Short task: Put the entries below into a numbered list, one line per item, leaving out any blank lines.

Data to process:
━━━━━━━━━━━━━━━━
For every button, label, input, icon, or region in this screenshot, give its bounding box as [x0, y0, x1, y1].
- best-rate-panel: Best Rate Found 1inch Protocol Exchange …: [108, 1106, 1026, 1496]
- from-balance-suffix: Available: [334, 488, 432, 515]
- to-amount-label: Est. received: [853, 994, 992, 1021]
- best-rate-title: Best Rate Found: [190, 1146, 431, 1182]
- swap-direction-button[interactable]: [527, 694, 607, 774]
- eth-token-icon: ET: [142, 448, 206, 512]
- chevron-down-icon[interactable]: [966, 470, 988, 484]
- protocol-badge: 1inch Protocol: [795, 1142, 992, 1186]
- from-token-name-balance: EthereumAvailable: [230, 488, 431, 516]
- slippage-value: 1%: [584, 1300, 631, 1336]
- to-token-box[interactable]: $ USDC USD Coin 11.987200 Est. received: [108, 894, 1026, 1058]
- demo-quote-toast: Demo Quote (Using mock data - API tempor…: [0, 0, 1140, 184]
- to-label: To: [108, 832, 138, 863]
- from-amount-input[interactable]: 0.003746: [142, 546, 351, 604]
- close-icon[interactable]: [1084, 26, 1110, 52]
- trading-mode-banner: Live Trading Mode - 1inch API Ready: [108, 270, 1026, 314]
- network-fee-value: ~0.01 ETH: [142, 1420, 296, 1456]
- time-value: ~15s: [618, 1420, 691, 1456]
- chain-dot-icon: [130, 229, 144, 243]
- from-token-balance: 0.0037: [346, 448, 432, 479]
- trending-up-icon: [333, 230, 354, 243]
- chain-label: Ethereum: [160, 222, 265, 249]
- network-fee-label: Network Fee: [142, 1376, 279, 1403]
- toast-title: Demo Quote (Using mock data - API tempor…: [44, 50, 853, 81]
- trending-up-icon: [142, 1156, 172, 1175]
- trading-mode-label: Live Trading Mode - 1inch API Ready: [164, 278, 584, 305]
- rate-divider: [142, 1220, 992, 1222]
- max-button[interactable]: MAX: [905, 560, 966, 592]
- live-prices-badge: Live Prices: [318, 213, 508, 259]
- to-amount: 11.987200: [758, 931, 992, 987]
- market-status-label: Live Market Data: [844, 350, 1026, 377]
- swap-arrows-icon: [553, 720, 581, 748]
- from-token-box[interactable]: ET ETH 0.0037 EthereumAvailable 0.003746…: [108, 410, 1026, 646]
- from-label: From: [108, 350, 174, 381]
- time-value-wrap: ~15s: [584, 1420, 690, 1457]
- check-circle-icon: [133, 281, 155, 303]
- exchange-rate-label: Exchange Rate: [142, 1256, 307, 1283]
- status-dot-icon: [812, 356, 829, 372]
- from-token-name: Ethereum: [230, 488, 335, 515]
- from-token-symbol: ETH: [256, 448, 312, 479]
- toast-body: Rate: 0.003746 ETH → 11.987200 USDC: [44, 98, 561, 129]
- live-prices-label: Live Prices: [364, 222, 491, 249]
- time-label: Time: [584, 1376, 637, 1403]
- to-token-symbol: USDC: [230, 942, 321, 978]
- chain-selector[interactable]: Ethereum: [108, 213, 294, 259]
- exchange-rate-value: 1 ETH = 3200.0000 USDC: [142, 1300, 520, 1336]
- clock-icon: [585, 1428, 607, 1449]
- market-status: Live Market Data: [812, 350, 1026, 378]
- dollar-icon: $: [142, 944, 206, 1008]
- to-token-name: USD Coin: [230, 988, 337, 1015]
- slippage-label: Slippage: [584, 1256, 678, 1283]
━━━━━━━━━━━━━━━━
Response:
1. For every button, label, input, icon, or region in this screenshot, give its bounding box as [x0, y0, x1, y1].
2. - best-rate-panel: Best Rate Found 1inch Protocol Exchange …: [108, 1106, 1026, 1496]
3. - from-balance-suffix: Available: [334, 488, 432, 515]
4. - to-amount-label: Est. received: [853, 994, 992, 1021]
5. - best-rate-title: Best Rate Found: [190, 1146, 431, 1182]
6. - swap-direction-button[interactable]: [527, 694, 607, 774]
7. - eth-token-icon: ET: [142, 448, 206, 512]
8. - chevron-down-icon[interactable]: [966, 470, 988, 484]
9. - protocol-badge: 1inch Protocol: [795, 1142, 992, 1186]
10. - from-token-name-balance: EthereumAvailable: [230, 488, 431, 516]
11. - slippage-value: 1%: [584, 1300, 631, 1336]
12. - to-token-box[interactable]: $ USDC USD Coin 11.987200 Est. received: [108, 894, 1026, 1058]
13. - demo-quote-toast: Demo Quote (Using mock data - API tempor…: [0, 0, 1140, 184]
14. - to-label: To: [108, 832, 138, 863]
15. - from-amount-input[interactable]: 0.003746: [142, 546, 351, 604]
16. - close-icon[interactable]: [1084, 26, 1110, 52]
17. - trading-mode-banner: Live Trading Mode - 1inch API Ready: [108, 270, 1026, 314]
18. - network-fee-value: ~0.01 ETH: [142, 1420, 296, 1456]
19. - time-value: ~15s: [618, 1420, 691, 1456]
20. - chain-dot-icon: [130, 229, 144, 243]
21. - from-token-balance: 0.0037: [346, 448, 432, 479]
22. - trending-up-icon: [333, 230, 354, 243]
23. - chain-label: Ethereum: [160, 222, 265, 249]
24. - network-fee-label: Network Fee: [142, 1376, 279, 1403]
25. - toast-title: Demo Quote (Using mock data - API tempor…: [44, 50, 853, 81]
26. - trending-up-icon: [142, 1156, 172, 1175]
27. - trading-mode-label: Live Trading Mode - 1inch API Ready: [164, 278, 584, 305]
28. - rate-divider: [142, 1220, 992, 1222]
29. - max-button[interactable]: MAX: [905, 560, 966, 592]
30. - live-prices-badge: Live Prices: [318, 213, 508, 259]
31. - to-amount: 11.987200: [758, 931, 992, 987]
32. - market-status-label: Live Market Data: [844, 350, 1026, 377]
33. - swap-arrows-icon: [553, 720, 581, 748]
34. - from-token-box[interactable]: ET ETH 0.0037 EthereumAvailable 0.003746…: [108, 410, 1026, 646]
35. - from-label: From: [108, 350, 174, 381]
36. - time-value-wrap: ~15s: [584, 1420, 690, 1457]
37. - check-circle-icon: [133, 281, 155, 303]
38. - exchange-rate-label: Exchange Rate: [142, 1256, 307, 1283]
39. - status-dot-icon: [812, 356, 829, 372]
40. - from-token-name: Ethereum: [230, 488, 335, 515]
41. - from-token-symbol: ETH: [256, 448, 312, 479]
42. - toast-body: Rate: 0.003746 ETH → 11.987200 USDC: [44, 98, 561, 129]
43. - live-prices-label: Live Prices: [364, 222, 491, 249]
44. - time-label: Time: [584, 1376, 637, 1403]
45. - to-token-symbol: USDC: [230, 942, 321, 978]
46. - chain-selector[interactable]: Ethereum: [108, 213, 294, 259]
47. - exchange-rate-value: 1 ETH = 3200.0000 USDC: [142, 1300, 520, 1336]
48. - clock-icon: [585, 1428, 607, 1449]
49. - market-status: Live Market Data: [812, 350, 1026, 378]
50. - dollar-icon: $: [142, 944, 206, 1008]
51. - to-token-name: USD Coin: [230, 988, 337, 1015]
52. - slippage-label: Slippage: [584, 1256, 678, 1283]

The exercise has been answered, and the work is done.